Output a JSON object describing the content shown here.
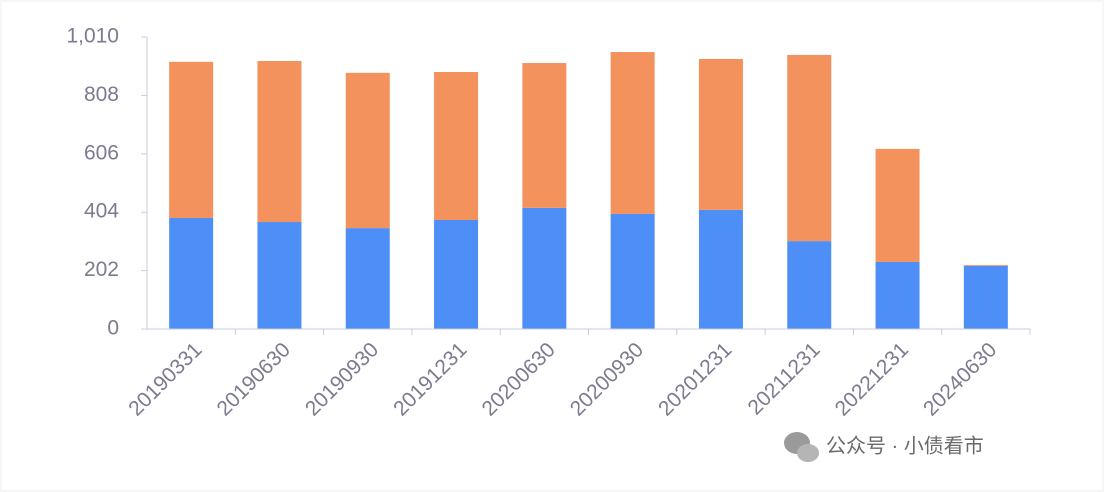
{
  "chart_data": {
    "type": "stacked_bar",
    "categories": [
      "20190331",
      "20190630",
      "20190930",
      "20191231",
      "20200630",
      "20200930",
      "20201231",
      "20211231",
      "20221231",
      "20240630"
    ],
    "series": [
      {
        "color": "#4d8ff7",
        "values": [
          384,
          370,
          349,
          377,
          419,
          398,
          412,
          304,
          232,
          218
        ]
      },
      {
        "color": "#f4925d",
        "values": [
          540,
          557,
          537,
          512,
          501,
          560,
          522,
          644,
          391,
          3
        ]
      }
    ],
    "ylim": [
      0,
      1010
    ],
    "yticks": [
      0,
      202,
      404,
      606,
      808,
      {
        "value": 1010,
        "label": "1,010"
      }
    ],
    "grid": false,
    "watermark": "公众号 · 小债看市"
  }
}
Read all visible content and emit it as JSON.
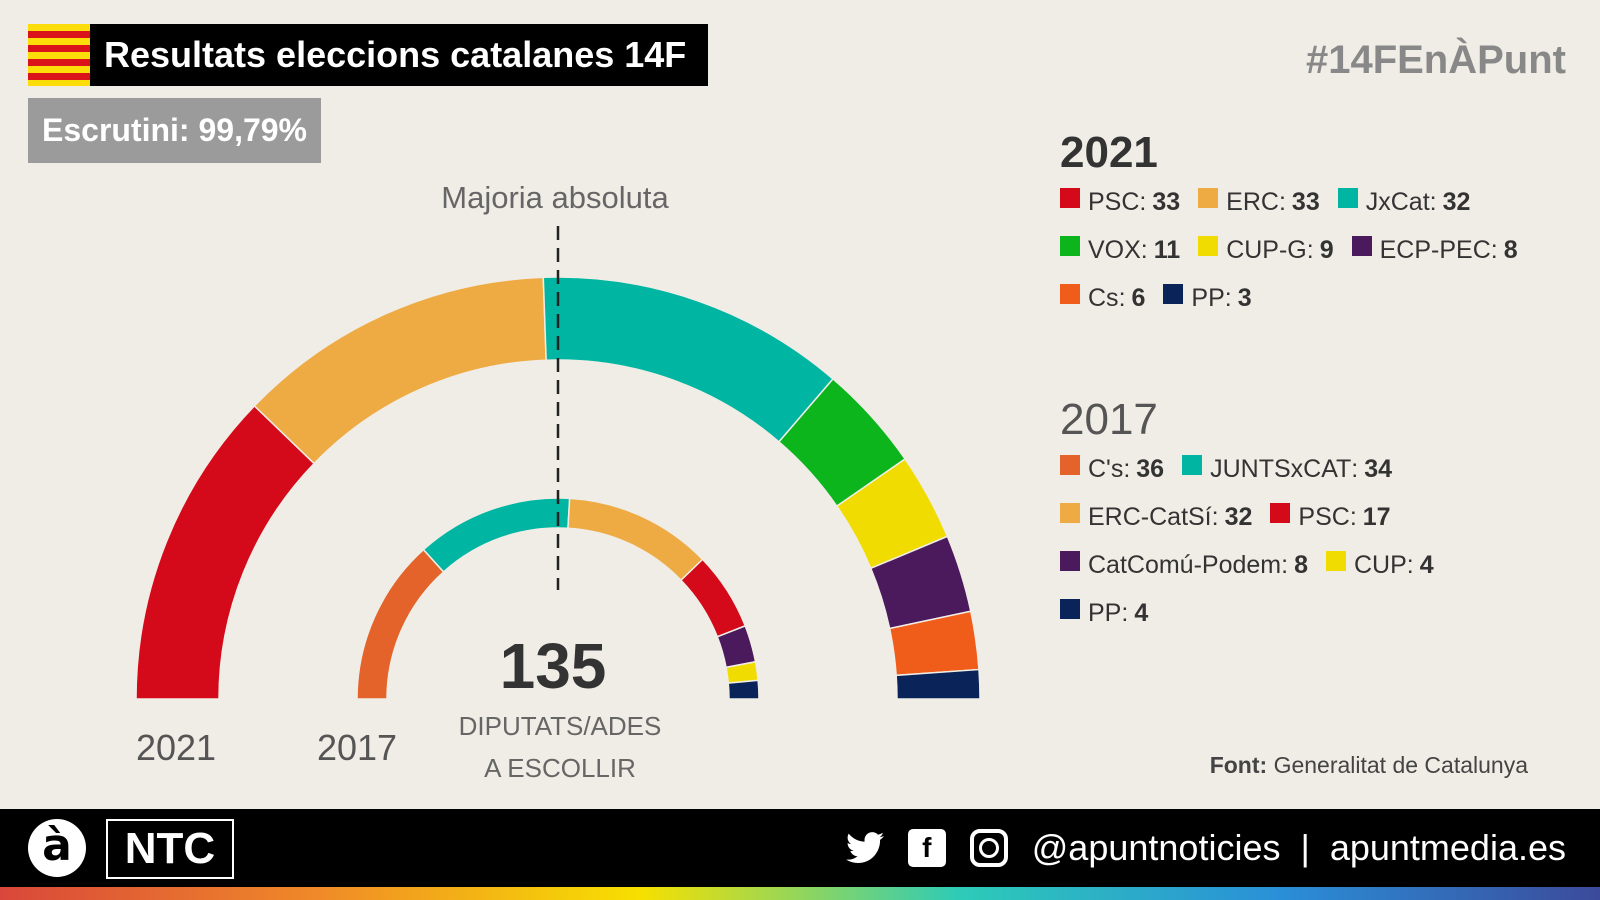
{
  "header": {
    "title": "Resultats eleccions catalanes 14F",
    "escrutini": "Escrutini: 99,79%",
    "hashtag": "#14FEnÀPunt"
  },
  "chart_data": {
    "type": "parliament-semicircle",
    "total_seats": 135,
    "total_label": "135",
    "total_caption_1": "DIPUTATS/ADES",
    "total_caption_2": "A ESCOLLIR",
    "majority_label": "Majoria absoluta",
    "series": [
      {
        "name": "2021",
        "parties": [
          {
            "name": "PSC",
            "seats": 33,
            "color": "#d40a1a"
          },
          {
            "name": "ERC",
            "seats": 33,
            "color": "#eeab44"
          },
          {
            "name": "JxCat",
            "seats": 32,
            "color": "#00b6a2"
          },
          {
            "name": "VOX",
            "seats": 11,
            "color": "#0cb51c"
          },
          {
            "name": "CUP-G",
            "seats": 9,
            "color": "#f0dc00"
          },
          {
            "name": "ECP-PEC",
            "seats": 8,
            "color": "#4a1a5c"
          },
          {
            "name": "Cs",
            "seats": 6,
            "color": "#f05c1a"
          },
          {
            "name": "PP",
            "seats": 3,
            "color": "#0a2459"
          }
        ]
      },
      {
        "name": "2017",
        "parties": [
          {
            "name": "C's",
            "seats": 36,
            "color": "#e4632a"
          },
          {
            "name": "JUNTSxCAT",
            "seats": 34,
            "color": "#00b6a2"
          },
          {
            "name": "ERC-CatSí",
            "seats": 32,
            "color": "#eeab44"
          },
          {
            "name": "PSC",
            "seats": 17,
            "color": "#d40a1a"
          },
          {
            "name": "CatComú-Podem",
            "seats": 8,
            "color": "#4a1a5c"
          },
          {
            "name": "CUP",
            "seats": 4,
            "color": "#f0dc00"
          },
          {
            "name": "PP",
            "seats": 4,
            "color": "#0a2459"
          }
        ]
      }
    ]
  },
  "source": {
    "label": "Font:",
    "value": "Generalitat de Catalunya"
  },
  "footer": {
    "logo_a": "à",
    "logo_ntc": "NTC",
    "handle": "@apuntnoticies",
    "separator": "|",
    "site": "apuntmedia.es"
  }
}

====

### The problem
Copy each line exactly, and leave the pictures out of your copy.

### The output
Output a JSON object describing the content shown here.
{
  "chart_data": {
    "type": "stacked_bar",
    "categories": [
      "20190331",
      "20190630",
      "20190930",
      "20191231",
      "20200630",
      "20200930",
      "20201231",
      "20211231",
      "20221231",
      "20240630"
    ],
    "series": [
      {
        "color": "#4d8ff7",
        "values": [
          384,
          370,
          349,
          377,
          419,
          398,
          412,
          304,
          232,
          218
        ]
      },
      {
        "color": "#f4925d",
        "values": [
          540,
          557,
          537,
          512,
          501,
          560,
          522,
          644,
          391,
          3
        ]
      }
    ],
    "ylim": [
      0,
      1010
    ],
    "yticks": [
      0,
      202,
      404,
      606,
      808,
      {
        "value": 1010,
        "label": "1,010"
      }
    ],
    "grid": false,
    "watermark": "公众号 · 小债看市"
  }
}
Read all visible content and emit it as JSON.
{
  "header": {
    "title": "Resultats eleccions catalanes 14F",
    "escrutini": "Escrutini: 99,79%",
    "hashtag": "#14FEnÀPunt"
  },
  "chart_data": {
    "type": "parliament-semicircle",
    "total_seats": 135,
    "total_label": "135",
    "total_caption_1": "DIPUTATS/ADES",
    "total_caption_2": "A ESCOLLIR",
    "majority_label": "Majoria absoluta",
    "series": [
      {
        "name": "2021",
        "parties": [
          {
            "name": "PSC",
            "seats": 33,
            "color": "#d40a1a"
          },
          {
            "name": "ERC",
            "seats": 33,
            "color": "#eeab44"
          },
          {
            "name": "JxCat",
            "seats": 32,
            "color": "#00b6a2"
          },
          {
            "name": "VOX",
            "seats": 11,
            "color": "#0cb51c"
          },
          {
            "name": "CUP-G",
            "seats": 9,
            "color": "#f0dc00"
          },
          {
            "name": "ECP-PEC",
            "seats": 8,
            "color": "#4a1a5c"
          },
          {
            "name": "Cs",
            "seats": 6,
            "color": "#f05c1a"
          },
          {
            "name": "PP",
            "seats": 3,
            "color": "#0a2459"
          }
        ]
      },
      {
        "name": "2017",
        "parties": [
          {
            "name": "C's",
            "seats": 36,
            "color": "#e4632a"
          },
          {
            "name": "JUNTSxCAT",
            "seats": 34,
            "color": "#00b6a2"
          },
          {
            "name": "ERC-CatSí",
            "seats": 32,
            "color": "#eeab44"
          },
          {
            "name": "PSC",
            "seats": 17,
            "color": "#d40a1a"
          },
          {
            "name": "CatComú-Podem",
            "seats": 8,
            "color": "#4a1a5c"
          },
          {
            "name": "CUP",
            "seats": 4,
            "color": "#f0dc00"
          },
          {
            "name": "PP",
            "seats": 4,
            "color": "#0a2459"
          }
        ]
      }
    ]
  },
  "source": {
    "label": "Font:",
    "value": "Generalitat de Catalunya"
  },
  "footer": {
    "logo_a": "à",
    "logo_ntc": "NTC",
    "handle": "@apuntnoticies",
    "separator": "|",
    "site": "apuntmedia.es"
  }
}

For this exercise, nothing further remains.